Selective Hydrogenation of CO₂ to CH₃OH on a Dynamically Magic Single-Cluster Catalyst: Cu₃/MoS₂/Ag(111)

Selective hydrogenation of carbon dioxide (CO₂) into value-added chemicals via highly efficient catalysts is of great significance in CO₂ conversion and utilization. Here, taking Cu_N/MoS₂/Ag(111) heterostructures (N = 1–8) as prototypical examples, we theoretically establish a concept of a dynamically magic single-cluster catalyst (DMSCC) for high-efficient selective hydrogenation of CO₂ to CH₃OH. It is found that, though Cu₂ and Cu₈ in the gas phase are well recognized as magic clusters due to closed-shell electronic structures, Cu₃ and Cu₇ become new magic clusters when deposited on MoS₂/Ag(111) due to their high-symmetric structures and strong Cu–S ionic bonding. Moreover, the dynamic evolution of the geometric structure of the Cu₃ species with an alkali-metal-like electronic feature and the d_z² frontier orbital accounts for its highly selective catalytic activity for CO₂ reduction to CH₃OH rather than HCOO with a low rate-limiting reaction barrier of ∼1.10 eV. However, the deposited Cu₇ is relatively highly inert toward CO₂ activation because of its halogen-element-like electronic characteristics. The present findings on DMSCC are expected to be constructive in design and fabrication of highly efficient single-atomic-scale catalysts for CO₂ activation and conversion.

--

Please answer these questions from the text on the Cu₃/MoS₂/Ag(111) catalyst, one answer per line, numbered to match:
1. Which copper clusters are recognized as magic clusters in the gas phase?
2. Which copper clusters become new magic clusters when deposited on MoS₂/Ag(111)?
3. What is the approximate rate-limiting reaction barrier for the Cu₃ species?

* Structured page parsing data
--

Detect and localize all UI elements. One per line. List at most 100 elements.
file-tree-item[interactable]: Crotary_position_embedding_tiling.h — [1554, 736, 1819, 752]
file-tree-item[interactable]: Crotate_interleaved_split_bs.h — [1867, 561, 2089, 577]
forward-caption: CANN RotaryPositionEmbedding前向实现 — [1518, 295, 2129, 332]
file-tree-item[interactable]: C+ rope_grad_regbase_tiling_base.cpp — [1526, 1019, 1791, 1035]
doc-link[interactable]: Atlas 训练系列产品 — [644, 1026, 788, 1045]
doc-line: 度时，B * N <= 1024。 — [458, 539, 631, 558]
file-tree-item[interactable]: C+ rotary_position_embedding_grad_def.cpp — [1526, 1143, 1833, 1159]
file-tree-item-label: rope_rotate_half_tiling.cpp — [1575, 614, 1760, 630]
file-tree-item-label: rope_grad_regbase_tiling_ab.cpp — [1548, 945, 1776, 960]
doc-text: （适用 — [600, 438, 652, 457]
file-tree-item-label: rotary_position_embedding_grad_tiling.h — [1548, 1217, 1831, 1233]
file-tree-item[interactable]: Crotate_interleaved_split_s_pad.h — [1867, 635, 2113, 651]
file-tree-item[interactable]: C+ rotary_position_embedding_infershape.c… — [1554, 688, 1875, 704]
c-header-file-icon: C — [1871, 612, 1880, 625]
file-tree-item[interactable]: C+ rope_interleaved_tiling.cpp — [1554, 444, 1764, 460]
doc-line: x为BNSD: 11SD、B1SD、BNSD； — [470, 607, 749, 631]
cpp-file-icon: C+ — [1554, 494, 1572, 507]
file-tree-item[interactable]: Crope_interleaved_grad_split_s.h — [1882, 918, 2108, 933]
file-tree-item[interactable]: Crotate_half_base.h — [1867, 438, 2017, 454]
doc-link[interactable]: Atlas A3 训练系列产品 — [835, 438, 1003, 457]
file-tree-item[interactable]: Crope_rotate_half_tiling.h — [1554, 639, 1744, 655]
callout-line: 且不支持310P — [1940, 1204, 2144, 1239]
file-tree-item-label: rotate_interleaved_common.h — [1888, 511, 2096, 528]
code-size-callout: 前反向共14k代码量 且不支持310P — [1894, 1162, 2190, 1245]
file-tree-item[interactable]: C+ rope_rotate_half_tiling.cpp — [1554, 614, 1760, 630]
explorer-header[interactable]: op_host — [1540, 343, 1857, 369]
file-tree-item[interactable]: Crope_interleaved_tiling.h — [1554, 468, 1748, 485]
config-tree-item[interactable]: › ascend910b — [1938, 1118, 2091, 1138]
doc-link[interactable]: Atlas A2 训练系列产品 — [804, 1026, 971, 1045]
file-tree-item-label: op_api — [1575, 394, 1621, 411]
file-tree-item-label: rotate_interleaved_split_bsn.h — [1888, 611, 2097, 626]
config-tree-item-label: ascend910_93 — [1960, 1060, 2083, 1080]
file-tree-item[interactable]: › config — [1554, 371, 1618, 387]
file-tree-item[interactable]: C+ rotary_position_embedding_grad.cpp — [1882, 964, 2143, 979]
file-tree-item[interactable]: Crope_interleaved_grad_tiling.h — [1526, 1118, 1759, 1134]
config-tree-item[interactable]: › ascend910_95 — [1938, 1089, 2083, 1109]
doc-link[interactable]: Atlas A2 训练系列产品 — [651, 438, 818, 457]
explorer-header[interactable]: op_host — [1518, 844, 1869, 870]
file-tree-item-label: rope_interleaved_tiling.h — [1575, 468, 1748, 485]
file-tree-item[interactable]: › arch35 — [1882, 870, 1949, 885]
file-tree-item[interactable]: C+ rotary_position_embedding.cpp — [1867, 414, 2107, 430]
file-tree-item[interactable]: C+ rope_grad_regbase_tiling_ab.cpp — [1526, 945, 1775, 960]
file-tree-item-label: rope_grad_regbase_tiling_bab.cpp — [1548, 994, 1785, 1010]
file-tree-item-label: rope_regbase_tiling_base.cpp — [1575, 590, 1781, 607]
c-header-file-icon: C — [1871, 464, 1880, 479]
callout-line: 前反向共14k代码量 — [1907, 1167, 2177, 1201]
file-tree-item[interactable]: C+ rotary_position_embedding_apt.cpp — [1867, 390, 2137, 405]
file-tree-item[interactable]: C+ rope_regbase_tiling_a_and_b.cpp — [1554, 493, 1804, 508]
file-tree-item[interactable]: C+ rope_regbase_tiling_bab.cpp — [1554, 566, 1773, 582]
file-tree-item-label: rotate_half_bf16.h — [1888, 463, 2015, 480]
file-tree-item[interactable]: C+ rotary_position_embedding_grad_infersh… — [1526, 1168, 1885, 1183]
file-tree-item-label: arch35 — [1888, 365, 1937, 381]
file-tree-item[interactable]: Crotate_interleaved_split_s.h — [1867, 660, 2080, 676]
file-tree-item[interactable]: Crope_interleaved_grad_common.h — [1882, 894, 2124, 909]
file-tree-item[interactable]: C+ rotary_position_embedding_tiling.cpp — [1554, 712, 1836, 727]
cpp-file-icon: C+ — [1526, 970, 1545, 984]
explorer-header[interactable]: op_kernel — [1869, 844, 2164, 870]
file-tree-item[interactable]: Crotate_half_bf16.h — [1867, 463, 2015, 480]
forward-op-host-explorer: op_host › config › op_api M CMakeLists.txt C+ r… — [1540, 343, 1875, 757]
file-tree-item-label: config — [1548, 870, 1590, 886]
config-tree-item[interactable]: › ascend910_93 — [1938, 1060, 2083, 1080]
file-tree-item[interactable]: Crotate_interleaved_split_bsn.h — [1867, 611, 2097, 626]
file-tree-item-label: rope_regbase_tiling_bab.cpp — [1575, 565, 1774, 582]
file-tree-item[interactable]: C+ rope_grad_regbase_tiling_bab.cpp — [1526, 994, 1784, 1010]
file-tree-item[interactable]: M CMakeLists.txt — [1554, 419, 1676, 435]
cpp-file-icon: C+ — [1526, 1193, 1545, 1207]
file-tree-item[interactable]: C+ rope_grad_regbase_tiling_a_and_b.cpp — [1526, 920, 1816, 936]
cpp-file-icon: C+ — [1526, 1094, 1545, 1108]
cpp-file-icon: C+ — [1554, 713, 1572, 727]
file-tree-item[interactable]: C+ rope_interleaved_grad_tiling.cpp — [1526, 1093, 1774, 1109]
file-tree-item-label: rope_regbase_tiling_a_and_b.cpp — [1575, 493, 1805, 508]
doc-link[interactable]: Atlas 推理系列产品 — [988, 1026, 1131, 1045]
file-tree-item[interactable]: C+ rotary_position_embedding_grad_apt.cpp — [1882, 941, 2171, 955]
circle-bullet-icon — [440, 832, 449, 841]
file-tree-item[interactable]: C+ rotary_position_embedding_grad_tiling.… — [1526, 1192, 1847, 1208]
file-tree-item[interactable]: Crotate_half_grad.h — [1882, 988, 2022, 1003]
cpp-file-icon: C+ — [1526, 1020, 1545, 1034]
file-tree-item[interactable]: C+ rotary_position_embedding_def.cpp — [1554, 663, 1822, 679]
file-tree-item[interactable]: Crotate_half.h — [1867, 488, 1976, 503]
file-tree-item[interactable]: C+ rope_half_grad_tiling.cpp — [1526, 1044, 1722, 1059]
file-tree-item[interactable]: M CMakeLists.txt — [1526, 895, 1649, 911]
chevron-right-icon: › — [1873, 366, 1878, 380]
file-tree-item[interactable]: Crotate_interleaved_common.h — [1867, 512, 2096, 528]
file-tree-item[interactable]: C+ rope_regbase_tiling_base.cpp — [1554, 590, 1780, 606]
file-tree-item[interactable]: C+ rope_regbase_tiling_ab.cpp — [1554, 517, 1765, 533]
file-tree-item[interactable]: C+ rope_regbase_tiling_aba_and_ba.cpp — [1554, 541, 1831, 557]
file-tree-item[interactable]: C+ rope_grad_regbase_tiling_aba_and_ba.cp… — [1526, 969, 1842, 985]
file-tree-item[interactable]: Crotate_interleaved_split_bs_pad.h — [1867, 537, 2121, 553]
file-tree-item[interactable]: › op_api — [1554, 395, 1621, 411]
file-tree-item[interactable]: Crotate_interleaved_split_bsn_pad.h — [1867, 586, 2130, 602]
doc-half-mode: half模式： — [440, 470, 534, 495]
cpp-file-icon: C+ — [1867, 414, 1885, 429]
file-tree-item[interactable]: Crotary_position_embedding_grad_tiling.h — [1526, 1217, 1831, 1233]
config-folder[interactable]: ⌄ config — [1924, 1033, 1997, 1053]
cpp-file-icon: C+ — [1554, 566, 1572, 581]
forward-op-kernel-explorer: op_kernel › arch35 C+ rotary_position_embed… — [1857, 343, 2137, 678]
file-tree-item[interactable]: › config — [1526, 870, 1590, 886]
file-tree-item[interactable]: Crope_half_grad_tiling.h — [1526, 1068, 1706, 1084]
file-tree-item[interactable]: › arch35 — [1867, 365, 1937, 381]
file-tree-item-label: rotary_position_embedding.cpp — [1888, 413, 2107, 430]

--

* RESULT BELOW
1. Cu₂ and Cu₈
2. Cu₃ and Cu₇
3. ∼1.10 eV